-- begin Available records --

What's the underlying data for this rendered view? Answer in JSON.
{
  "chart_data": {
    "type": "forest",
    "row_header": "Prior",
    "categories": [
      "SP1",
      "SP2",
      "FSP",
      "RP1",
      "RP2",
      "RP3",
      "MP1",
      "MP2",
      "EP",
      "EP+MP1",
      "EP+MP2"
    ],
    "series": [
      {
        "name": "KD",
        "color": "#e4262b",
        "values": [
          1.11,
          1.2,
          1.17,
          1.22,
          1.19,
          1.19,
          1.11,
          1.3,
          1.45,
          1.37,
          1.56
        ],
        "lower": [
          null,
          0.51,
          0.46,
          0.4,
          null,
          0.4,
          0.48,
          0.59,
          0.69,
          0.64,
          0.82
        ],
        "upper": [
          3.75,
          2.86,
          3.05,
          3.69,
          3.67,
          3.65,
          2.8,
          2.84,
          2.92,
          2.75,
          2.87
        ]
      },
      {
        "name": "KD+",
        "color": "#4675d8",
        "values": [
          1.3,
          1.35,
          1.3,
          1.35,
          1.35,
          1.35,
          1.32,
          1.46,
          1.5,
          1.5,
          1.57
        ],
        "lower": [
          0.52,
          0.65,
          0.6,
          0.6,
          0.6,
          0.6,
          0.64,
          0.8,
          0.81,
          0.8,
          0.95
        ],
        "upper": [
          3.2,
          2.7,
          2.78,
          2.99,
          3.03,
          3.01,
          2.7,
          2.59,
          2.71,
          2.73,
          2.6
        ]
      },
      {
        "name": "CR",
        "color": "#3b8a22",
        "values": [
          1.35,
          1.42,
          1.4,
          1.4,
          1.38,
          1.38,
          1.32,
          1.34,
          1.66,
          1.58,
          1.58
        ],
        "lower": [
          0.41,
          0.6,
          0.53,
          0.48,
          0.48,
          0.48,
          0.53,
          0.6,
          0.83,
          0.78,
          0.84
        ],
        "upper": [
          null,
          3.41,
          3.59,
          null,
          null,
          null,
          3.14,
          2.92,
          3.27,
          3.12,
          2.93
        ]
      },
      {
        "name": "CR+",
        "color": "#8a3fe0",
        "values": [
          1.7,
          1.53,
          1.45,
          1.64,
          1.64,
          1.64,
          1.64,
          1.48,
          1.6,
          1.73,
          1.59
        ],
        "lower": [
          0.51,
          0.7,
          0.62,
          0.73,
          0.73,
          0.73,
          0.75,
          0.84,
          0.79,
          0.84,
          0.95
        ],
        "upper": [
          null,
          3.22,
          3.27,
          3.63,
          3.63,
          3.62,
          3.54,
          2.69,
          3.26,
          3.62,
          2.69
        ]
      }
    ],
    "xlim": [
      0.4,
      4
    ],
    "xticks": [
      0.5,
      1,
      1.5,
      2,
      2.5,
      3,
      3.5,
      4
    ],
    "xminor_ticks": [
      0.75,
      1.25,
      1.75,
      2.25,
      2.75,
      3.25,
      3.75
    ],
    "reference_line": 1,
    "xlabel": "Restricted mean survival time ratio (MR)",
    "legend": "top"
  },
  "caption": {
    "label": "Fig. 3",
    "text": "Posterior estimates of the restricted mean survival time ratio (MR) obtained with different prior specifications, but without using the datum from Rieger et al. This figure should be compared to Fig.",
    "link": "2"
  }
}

-- end Available records --

▶ _Task_
Copy out all lines above that include the string "survival".

▶ _Finished exercise_
    "xlabel": "Restricted mean survival time ratio (MR)",
    "text": "Posterior estimates of the restricted mean survival time ratio (MR) obtained with different prior specifications, but without using the datum from Rieger et al. This figure should be compared to Fig.",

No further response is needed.